TASK ITEM: Please decide whether each of the following statements agrees with the education essay, and for each one answer yes or no and quote the words of the essay that settle it. (a) The writer enrolled at American River College at age 25. (b) Public speaking was the writer's weakest class. (c) The writer lost a job waiting tables during the recession.

─── SOURCE TEXT

Opinion

Education: One student’s triumphant odyssey

Then student bookstore on the campus of UCLA, October 2017. (Photo: Michael Gordon)

My childhood dream was to be a teacher. But because of my dyslexia and difficulty with math, I thought the only jobs I’d ever be qualified for were jobs that don’t require a college degree. It wasn’t until the recession hit and I lost my job waiting tables that I decided try community college.

At 25, I enrolled at American River College. To my surprise, I found that I excelled in all my classes, especially public speaking — I had so much to say, and was eager to refine my writing and presentation skills.

American River was one of a small number of colleges in the state to offer Statway, a two-semester program that allowed me to enroll directly into College Statistics.

But I put off taking any math. I probably faced a year or more of remedial courses before I could enroll in College Statistics, the math required for my Communications degree.

At the time I didn’t know the statistics about students of color and math remediation – that we’re more likely to be classified as “unprepared” for college and are often required to take three or more remedial math courses before we can start earning credit in college-level math. I didn’t know that fewer than 1 in 10 students who are placed into these low classes will complete the math requirements for a bachelor’s degree.

I didn’t know the data, but I knew I felt hopeless.

──────
─── GIVEN INFORMATION

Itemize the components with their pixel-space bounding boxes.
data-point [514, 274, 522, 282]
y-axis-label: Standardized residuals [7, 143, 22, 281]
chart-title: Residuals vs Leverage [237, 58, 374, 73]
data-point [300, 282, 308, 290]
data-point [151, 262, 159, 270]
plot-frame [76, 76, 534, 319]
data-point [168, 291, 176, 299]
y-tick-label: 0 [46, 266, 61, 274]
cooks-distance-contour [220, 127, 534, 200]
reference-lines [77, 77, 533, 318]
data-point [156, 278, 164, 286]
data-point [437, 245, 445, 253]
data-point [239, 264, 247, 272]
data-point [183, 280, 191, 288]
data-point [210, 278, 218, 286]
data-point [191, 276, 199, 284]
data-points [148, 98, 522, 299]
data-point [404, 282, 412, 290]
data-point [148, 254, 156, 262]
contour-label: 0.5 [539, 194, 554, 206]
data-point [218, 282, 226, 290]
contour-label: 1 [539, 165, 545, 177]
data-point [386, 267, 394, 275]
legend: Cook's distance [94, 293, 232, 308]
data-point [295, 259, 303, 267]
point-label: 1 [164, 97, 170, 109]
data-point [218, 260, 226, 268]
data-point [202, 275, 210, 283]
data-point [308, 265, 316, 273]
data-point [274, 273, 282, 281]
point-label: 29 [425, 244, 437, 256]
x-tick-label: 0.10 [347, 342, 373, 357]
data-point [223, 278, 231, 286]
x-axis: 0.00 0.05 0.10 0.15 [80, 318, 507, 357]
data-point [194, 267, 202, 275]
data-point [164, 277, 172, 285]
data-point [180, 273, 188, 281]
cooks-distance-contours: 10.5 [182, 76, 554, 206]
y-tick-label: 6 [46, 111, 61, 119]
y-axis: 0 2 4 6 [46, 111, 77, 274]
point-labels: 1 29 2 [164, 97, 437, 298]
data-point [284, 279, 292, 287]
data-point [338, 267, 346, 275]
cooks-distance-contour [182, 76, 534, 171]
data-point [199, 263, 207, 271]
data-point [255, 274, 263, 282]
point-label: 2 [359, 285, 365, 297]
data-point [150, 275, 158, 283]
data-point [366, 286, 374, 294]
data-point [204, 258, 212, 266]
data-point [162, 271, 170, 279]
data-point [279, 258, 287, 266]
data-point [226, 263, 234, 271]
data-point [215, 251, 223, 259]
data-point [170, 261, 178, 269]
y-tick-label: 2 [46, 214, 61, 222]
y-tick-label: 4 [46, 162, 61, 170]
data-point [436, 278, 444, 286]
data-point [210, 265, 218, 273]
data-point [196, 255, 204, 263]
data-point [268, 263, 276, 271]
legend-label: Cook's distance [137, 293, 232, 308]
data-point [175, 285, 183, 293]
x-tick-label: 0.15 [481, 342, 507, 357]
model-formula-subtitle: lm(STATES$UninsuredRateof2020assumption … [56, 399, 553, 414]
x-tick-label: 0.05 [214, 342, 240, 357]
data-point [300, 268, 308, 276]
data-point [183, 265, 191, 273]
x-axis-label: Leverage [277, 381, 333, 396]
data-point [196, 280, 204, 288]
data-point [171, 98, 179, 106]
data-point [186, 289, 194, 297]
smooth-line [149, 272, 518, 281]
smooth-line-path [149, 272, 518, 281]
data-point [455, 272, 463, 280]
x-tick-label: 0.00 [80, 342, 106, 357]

──────

ANSWER:
(a) Yes: "At 25, I enrolled at American River College."
(b) No: "I found that I excelled in all my classes, especially public speaking"
(c) Yes: "the recession hit and I lost my job waiting tables"